Retype the listing that follows, word for word.

■ WORKING DATA
********

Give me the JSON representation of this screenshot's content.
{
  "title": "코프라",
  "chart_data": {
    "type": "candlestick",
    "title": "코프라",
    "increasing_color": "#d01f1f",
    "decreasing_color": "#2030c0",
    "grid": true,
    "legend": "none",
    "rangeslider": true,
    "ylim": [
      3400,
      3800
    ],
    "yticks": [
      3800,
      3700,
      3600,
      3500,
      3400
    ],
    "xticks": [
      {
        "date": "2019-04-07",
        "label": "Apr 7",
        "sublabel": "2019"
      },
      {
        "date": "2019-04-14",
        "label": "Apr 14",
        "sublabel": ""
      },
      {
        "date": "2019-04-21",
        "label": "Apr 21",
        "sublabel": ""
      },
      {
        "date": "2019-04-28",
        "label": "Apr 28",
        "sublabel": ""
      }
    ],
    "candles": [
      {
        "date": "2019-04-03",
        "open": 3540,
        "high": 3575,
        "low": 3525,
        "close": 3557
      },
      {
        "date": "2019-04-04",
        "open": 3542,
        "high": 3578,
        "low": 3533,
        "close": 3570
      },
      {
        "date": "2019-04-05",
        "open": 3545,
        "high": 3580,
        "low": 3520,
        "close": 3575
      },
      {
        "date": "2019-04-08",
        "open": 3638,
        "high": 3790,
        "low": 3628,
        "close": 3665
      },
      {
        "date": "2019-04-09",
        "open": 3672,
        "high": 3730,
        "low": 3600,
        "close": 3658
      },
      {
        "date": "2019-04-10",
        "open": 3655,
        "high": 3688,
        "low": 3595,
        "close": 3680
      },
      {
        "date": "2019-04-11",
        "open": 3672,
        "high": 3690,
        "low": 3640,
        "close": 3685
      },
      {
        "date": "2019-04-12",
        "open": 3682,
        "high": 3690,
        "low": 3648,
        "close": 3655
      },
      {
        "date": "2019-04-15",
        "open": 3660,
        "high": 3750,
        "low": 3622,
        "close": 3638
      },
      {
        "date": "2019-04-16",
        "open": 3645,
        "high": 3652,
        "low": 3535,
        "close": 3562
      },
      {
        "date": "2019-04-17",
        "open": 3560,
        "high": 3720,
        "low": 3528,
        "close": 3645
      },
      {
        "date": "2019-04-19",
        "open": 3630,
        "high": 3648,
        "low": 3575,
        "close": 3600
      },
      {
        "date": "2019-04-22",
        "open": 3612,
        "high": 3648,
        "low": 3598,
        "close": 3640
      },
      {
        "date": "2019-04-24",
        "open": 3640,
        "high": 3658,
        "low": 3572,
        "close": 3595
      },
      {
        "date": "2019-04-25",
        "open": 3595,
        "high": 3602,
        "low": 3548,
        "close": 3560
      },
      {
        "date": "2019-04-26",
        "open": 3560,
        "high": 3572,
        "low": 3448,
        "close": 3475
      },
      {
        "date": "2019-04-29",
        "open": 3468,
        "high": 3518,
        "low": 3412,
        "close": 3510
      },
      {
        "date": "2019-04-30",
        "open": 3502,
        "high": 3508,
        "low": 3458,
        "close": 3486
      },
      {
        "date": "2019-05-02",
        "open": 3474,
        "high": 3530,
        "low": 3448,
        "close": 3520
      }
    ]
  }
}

********

■ RESPONSE TO THE TASK
Give me the JSON representation of this screenshot's content.
{
  "title": "코프라",
  "chart_data": {
    "type": "candlestick",
    "title": "코프라",
    "increasing_color": "#d01f1f",
    "decreasing_color": "#2030c0",
    "grid": true,
    "legend": "none",
    "rangeslider": true,
    "ylim": [
      3400,
      3800
    ],
    "yticks": [
      3800,
      3700,
      3600,
      3500,
      3400
    ],
    "xticks": [
      {
        "date": "2019-04-07",
        "label": "Apr 7",
        "sublabel": "2019"
      },
      {
        "date": "2019-04-14",
        "label": "Apr 14",
        "sublabel": ""
      },
      {
        "date": "2019-04-21",
        "label": "Apr 21",
        "sublabel": ""
      },
      {
        "date": "2019-04-28",
        "label": "Apr 28",
        "sublabel": ""
      }
    ],
    "candles": [
      {
        "date": "2019-04-03",
        "open": 3540,
        "high": 3575,
        "low": 3525,
        "close": 3557
      },
      {
        "date": "2019-04-04",
        "open": 3542,
        "high": 3578,
        "low": 3533,
        "close": 3570
      },
      {
        "date": "2019-04-05",
        "open": 3545,
        "high": 3580,
        "low": 3520,
        "close": 3575
      },
      {
        "date": "2019-04-08",
        "open": 3638,
        "high": 3790,
        "low": 3628,
        "close": 3665
      },
      {
        "date": "2019-04-09",
        "open": 3672,
        "high": 3730,
        "low": 3600,
        "close": 3658
      },
      {
        "date": "2019-04-10",
        "open": 3655,
        "high": 3688,
        "low": 3595,
        "close": 3680
      },
      {
        "date": "2019-04-11",
        "open": 3672,
        "high": 3690,
        "low": 3640,
        "close": 3685
      },
      {
        "date": "2019-04-12",
        "open": 3682,
        "high": 3690,
        "low": 3648,
        "close": 3655
      },
      {
        "date": "2019-04-15",
        "open": 3660,
        "high": 3750,
        "low": 3622,
        "close": 3638
      },
      {
        "date": "2019-04-16",
        "open": 3645,
        "high": 3652,
        "low": 3535,
        "close": 3562
      },
      {
        "date": "2019-04-17",
        "open": 3560,
        "high": 3720,
        "low": 3528,
        "close": 3645
      },
      {
        "date": "2019-04-19",
        "open": 3630,
        "high": 3648,
        "low": 3575,
        "close": 3600
      },
      {
        "date": "2019-04-22",
        "open": 3612,
        "high": 3648,
        "low": 3598,
        "close": 3640
      },
      {
        "date": "2019-04-24",
        "open": 3640,
        "high": 3658,
        "low": 3572,
        "close": 3595
      },
      {
        "date": "2019-04-25",
        "open": 3595,
        "high": 3602,
        "low": 3548,
        "close": 3560
      },
      {
        "date": "2019-04-26",
        "open": 3560,
        "high": 3572,
        "low": 3448,
        "close": 3475
      },
      {
        "date": "2019-04-29",
        "open": 3468,
        "high": 3518,
        "low": 3412,
        "close": 3510
      },
      {
        "date": "2019-04-30",
        "open": 3502,
        "high": 3508,
        "low": 3458,
        "close": 3486
      },
      {
        "date": "2019-05-02",
        "open": 3474,
        "high": 3530,
        "low": 3448,
        "close": 3520
      }
    ]
  }
}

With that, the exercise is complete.